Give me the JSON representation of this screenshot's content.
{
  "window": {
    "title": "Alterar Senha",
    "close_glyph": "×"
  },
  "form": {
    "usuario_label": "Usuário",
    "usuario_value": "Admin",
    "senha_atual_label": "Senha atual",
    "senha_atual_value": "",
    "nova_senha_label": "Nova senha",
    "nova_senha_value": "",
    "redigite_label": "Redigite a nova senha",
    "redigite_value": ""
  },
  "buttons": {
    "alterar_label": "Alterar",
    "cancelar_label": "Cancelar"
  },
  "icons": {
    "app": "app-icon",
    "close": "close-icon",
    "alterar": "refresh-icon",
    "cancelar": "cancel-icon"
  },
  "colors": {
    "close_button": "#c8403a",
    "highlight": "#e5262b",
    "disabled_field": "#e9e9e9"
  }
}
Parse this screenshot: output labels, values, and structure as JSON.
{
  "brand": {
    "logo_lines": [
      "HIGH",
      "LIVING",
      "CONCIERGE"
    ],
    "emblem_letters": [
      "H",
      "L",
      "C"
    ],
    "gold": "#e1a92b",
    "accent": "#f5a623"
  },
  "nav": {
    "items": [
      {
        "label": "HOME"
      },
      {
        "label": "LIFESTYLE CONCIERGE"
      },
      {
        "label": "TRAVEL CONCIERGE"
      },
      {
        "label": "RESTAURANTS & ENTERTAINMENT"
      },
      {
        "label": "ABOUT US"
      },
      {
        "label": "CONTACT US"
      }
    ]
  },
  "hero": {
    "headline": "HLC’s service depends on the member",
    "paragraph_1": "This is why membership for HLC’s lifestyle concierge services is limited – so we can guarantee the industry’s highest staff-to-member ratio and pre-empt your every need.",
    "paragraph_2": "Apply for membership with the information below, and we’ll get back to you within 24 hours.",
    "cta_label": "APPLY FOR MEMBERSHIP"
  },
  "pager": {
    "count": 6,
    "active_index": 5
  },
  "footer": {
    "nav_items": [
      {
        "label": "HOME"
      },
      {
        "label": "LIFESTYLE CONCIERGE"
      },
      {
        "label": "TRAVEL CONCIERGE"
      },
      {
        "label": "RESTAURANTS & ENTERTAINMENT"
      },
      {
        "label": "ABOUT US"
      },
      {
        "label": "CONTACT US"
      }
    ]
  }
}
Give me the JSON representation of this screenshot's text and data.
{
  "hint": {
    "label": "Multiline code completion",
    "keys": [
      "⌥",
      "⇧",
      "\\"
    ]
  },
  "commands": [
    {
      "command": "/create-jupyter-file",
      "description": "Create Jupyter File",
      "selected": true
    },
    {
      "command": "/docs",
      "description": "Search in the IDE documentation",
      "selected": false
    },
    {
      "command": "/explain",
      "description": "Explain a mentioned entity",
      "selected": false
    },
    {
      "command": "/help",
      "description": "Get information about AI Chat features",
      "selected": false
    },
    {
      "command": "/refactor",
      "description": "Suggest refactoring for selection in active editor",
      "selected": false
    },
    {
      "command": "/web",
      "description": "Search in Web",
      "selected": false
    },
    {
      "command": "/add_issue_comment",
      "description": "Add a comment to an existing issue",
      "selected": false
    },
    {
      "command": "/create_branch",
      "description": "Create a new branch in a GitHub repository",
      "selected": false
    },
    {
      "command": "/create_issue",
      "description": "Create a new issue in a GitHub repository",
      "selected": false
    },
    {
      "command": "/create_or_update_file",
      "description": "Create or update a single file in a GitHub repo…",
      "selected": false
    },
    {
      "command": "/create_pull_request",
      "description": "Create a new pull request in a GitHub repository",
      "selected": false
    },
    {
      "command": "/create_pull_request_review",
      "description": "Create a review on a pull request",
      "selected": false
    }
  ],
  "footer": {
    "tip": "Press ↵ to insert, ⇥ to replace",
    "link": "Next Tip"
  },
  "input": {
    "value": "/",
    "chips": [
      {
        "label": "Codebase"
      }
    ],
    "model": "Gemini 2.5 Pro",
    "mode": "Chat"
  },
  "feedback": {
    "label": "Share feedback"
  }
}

☆ ☆ ☆ ☆

**Instructions for the task:** Collect every line with the string "screenshot" from the records, and copy each.

**The reply:**
Give me the JSON representation of this screenshot's content.
Parse this screenshot: output labels, values, and structure as JSON.
Give me the JSON representation of this screenshot's text and data.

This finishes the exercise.